◆ What is expected
Make an exact copy of all the records.

◆ Information provided
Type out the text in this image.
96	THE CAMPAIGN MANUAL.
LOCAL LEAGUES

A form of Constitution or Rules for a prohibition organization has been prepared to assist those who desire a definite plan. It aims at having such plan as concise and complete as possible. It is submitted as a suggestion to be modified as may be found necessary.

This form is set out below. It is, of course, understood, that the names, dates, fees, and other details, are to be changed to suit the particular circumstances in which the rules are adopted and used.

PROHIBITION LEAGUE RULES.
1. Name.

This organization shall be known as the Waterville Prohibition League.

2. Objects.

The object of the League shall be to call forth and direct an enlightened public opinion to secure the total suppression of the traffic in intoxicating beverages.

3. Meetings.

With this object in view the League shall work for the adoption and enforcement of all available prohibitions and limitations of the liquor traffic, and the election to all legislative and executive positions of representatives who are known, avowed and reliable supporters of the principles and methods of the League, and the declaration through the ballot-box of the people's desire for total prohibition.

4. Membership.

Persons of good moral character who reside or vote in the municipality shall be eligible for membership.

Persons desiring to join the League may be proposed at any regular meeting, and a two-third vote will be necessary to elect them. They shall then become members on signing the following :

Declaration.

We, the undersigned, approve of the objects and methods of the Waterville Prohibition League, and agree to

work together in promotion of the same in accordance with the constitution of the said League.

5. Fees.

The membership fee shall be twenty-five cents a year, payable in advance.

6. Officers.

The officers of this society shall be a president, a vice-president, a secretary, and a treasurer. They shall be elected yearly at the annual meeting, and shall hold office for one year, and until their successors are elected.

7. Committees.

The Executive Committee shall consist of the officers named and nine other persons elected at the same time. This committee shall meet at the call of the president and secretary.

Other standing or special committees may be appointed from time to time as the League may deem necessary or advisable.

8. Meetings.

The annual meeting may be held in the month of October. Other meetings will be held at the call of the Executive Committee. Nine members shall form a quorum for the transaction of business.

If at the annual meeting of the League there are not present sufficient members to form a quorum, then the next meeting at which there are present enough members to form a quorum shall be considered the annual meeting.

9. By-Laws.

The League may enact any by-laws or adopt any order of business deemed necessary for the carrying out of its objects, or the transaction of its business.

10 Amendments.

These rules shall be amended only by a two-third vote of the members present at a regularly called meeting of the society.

◆ Solution to the problem
Type out the text in this image.
96	THE CAMPAIGN MANUAL.
LOCAL LEAGUES

A form of Constitution or Rules for a prohibition organization has been prepared to assist those who desire a definite plan. It aims at having such plan as concise and complete as possible. It is submitted as a suggestion to be modified as may be found necessary.

This form is set out below. It is, of course, understood, that the names, dates, fees, and other details, are to be changed to suit the particular circumstances in which the rules are adopted and used.

PROHIBITION LEAGUE RULES.
1. Name.

This organization shall be known as the Waterville Prohibition League.

2. Objects.

The object of the League shall be to call forth and direct an enlightened public opinion to secure the total suppression of the traffic in intoxicating beverages.

3. Meetings.

With this object in view the League shall work for the adoption and enforcement of all available prohibitions and limitations of the liquor traffic, and the election to all legislative and executive positions of representatives who are known, avowed and reliable supporters of the principles and methods of the League, and the declaration through the ballot-box of the people's desire for total prohibition.

4. Membership.

Persons of good moral character who reside or vote in the municipality shall be eligible for membership.

Persons desiring to join the League may be proposed at any regular meeting, and a two-third vote will be necessary to elect them. They shall then become members on signing the following :

Declaration.

We, the undersigned, approve of the objects and methods of the Waterville Prohibition League, and agree to

work together in promotion of the same in accordance with the constitution of the said League.

5. Fees.

The membership fee shall be twenty-five cents a year, payable in advance.

6. Officers.

The officers of this society shall be a president, a vice-president, a secretary, and a treasurer. They shall be elected yearly at the annual meeting, and shall hold office for one year, and until their successors are elected.

7. Committees.

The Executive Committee shall consist of the officers named and nine other persons elected at the same time. This committee shall meet at the call of the president and secretary.

Other standing or special committees may be appointed from time to time as the League may deem necessary or advisable.

8. Meetings.

The annual meeting may be held in the month of October. Other meetings will be held at the call of the Executive Committee. Nine members shall form a quorum for the transaction of business.

If at the annual meeting of the League there are not present sufficient members to form a quorum, then the next meeting at which there are present enough members to form a quorum shall be considered the annual meeting.

9. By-Laws.

The League may enact any by-laws or adopt any order of business deemed necessary for the carrying out of its objects, or the transaction of its business.

10 Amendments.

These rules shall be amended only by a two-third vote of the members present at a regularly called meeting of the society.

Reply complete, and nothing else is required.